What you need to do -> Look for the string "screenshot" in the lines and copy each line that has it.

[Data records]
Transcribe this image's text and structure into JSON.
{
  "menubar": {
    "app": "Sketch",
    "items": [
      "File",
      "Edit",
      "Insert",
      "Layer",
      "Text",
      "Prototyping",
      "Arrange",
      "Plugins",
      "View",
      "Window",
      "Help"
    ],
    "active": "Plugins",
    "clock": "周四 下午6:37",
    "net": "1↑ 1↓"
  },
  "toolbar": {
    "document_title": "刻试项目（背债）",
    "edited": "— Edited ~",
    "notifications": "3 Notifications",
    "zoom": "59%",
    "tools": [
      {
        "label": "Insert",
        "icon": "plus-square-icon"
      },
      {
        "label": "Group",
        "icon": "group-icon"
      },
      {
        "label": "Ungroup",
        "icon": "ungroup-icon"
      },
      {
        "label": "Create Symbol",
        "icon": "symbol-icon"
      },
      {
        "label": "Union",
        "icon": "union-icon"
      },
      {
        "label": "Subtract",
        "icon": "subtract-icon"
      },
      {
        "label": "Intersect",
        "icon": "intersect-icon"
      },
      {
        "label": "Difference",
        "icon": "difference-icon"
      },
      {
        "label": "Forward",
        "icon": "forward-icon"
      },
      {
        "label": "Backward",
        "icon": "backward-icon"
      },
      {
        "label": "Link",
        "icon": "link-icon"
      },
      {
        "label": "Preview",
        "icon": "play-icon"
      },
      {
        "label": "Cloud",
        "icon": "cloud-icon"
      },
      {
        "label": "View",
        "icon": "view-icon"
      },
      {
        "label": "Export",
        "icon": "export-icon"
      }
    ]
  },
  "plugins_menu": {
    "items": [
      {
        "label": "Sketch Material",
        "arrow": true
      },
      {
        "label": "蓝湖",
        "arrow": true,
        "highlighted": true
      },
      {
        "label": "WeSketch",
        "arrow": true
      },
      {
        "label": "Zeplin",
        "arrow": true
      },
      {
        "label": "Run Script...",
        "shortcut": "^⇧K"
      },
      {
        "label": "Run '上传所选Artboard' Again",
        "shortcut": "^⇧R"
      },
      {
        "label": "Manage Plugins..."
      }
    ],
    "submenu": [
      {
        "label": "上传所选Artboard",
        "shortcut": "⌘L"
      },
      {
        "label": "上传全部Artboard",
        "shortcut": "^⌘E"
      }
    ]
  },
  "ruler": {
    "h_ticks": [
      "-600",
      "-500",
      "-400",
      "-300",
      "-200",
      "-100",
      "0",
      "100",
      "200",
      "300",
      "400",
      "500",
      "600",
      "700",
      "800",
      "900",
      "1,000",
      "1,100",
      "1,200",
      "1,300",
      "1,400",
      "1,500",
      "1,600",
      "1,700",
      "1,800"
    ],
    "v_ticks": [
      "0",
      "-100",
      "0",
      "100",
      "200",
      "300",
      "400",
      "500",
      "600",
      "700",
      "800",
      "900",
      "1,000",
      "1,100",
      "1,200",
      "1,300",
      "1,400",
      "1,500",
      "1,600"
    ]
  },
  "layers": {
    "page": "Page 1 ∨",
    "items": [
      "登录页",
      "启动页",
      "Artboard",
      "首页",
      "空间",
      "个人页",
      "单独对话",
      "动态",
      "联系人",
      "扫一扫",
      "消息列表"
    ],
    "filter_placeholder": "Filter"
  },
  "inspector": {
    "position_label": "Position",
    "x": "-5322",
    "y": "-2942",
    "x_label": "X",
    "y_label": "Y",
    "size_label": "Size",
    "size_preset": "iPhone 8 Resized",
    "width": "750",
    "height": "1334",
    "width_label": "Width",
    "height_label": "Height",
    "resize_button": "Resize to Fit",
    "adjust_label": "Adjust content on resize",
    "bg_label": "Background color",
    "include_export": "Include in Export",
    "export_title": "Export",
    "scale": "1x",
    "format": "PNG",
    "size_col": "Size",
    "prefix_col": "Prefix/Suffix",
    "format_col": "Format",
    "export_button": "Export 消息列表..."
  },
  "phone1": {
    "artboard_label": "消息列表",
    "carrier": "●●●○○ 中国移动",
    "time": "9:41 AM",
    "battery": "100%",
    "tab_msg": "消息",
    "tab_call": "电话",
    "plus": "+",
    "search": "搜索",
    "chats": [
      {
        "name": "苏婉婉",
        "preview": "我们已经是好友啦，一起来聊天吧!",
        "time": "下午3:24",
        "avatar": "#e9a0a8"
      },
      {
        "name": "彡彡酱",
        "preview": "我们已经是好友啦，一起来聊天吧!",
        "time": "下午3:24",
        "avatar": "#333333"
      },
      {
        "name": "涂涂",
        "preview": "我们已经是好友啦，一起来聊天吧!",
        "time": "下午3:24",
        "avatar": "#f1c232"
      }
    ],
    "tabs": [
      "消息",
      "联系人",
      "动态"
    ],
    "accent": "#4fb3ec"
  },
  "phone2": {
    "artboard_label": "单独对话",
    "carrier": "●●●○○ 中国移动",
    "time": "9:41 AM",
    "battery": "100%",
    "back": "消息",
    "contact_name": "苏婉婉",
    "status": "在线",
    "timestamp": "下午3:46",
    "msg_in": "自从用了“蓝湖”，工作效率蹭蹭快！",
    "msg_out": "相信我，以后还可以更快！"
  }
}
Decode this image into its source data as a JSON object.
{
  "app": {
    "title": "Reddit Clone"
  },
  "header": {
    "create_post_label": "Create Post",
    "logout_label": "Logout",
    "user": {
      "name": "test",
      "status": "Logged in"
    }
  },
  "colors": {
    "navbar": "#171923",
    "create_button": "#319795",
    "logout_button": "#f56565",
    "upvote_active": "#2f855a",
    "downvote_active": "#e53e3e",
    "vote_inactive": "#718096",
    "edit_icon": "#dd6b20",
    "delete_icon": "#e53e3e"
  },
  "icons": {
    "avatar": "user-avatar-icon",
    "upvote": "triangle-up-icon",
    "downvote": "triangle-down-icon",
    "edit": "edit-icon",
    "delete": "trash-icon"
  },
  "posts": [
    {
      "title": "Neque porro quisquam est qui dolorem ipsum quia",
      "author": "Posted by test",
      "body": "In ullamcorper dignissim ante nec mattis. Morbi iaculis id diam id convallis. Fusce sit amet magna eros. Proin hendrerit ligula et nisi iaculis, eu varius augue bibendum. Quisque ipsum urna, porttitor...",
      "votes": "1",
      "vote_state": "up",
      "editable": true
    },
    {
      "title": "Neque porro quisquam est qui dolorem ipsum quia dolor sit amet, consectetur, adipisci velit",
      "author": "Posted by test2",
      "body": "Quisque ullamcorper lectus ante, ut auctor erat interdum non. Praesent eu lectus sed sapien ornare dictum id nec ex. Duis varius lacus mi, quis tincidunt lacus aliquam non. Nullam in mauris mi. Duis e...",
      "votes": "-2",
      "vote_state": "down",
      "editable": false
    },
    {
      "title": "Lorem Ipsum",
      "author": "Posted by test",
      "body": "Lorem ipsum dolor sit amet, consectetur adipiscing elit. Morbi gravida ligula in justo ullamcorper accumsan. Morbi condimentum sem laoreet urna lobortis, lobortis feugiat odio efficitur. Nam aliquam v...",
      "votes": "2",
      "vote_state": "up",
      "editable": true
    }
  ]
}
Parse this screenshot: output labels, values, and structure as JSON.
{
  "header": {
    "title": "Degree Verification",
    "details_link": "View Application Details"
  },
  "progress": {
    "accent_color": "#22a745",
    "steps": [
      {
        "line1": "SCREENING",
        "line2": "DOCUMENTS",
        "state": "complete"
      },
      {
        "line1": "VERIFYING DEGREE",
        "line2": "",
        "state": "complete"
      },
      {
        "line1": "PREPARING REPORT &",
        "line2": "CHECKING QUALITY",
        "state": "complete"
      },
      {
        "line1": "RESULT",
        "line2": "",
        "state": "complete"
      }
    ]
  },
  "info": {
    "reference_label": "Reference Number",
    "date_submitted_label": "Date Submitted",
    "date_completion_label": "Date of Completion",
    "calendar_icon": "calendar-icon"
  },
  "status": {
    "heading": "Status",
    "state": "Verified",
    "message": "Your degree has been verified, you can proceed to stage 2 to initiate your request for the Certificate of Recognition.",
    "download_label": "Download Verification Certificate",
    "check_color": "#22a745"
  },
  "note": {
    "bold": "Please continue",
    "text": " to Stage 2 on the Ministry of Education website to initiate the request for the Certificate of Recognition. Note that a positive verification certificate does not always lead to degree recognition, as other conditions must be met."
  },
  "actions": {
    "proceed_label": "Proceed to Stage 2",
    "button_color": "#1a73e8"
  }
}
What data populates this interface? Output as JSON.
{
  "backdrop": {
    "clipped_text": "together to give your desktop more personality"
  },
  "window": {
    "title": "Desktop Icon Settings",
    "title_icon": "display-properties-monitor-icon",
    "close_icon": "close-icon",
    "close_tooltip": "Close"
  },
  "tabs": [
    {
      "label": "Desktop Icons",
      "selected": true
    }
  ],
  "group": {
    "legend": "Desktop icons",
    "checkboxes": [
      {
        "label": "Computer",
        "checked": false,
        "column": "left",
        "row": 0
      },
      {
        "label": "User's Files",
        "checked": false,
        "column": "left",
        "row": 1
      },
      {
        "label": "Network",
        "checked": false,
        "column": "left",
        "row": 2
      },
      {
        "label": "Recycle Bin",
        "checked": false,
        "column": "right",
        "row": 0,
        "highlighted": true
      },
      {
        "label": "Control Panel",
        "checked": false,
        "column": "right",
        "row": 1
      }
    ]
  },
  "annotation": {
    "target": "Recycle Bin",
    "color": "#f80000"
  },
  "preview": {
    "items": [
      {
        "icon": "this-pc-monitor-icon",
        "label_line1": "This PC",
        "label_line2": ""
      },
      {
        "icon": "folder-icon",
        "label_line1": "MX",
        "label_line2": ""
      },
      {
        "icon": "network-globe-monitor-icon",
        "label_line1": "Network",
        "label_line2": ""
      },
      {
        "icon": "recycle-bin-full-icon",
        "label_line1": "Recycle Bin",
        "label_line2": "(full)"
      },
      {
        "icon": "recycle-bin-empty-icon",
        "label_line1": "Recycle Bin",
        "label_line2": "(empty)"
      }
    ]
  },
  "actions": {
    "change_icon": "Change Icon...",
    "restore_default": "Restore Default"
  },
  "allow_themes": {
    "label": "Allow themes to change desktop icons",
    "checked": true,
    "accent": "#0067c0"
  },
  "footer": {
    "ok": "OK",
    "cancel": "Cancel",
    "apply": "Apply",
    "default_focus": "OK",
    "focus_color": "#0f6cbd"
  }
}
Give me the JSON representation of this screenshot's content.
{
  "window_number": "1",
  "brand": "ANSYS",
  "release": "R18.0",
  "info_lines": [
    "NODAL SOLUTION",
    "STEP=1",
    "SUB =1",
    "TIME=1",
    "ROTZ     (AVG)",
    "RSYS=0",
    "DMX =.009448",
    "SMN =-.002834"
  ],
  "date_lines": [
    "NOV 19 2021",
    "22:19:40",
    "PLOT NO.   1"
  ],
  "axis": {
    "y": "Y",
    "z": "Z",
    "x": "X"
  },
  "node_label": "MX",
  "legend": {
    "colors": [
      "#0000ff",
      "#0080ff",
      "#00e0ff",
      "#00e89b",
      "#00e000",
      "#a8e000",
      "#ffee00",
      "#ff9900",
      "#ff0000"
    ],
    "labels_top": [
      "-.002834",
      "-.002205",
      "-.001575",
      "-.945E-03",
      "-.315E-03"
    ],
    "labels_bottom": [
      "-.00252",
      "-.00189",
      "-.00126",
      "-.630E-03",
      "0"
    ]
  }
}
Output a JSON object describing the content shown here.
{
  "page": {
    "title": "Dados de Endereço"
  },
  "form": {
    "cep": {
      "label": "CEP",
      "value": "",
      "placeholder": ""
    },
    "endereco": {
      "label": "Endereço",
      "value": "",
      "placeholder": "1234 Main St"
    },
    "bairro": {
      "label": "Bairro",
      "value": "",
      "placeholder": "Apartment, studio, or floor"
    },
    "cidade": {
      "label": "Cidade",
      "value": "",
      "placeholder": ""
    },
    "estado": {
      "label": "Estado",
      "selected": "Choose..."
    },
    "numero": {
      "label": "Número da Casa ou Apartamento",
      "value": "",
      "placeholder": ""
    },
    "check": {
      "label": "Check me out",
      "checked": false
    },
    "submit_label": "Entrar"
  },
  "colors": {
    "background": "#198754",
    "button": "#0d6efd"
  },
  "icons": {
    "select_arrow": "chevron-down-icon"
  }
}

Output of the task ->
Parse this screenshot: output labels, values, and structure as JSON.
Give me the JSON representation of this screenshot's content.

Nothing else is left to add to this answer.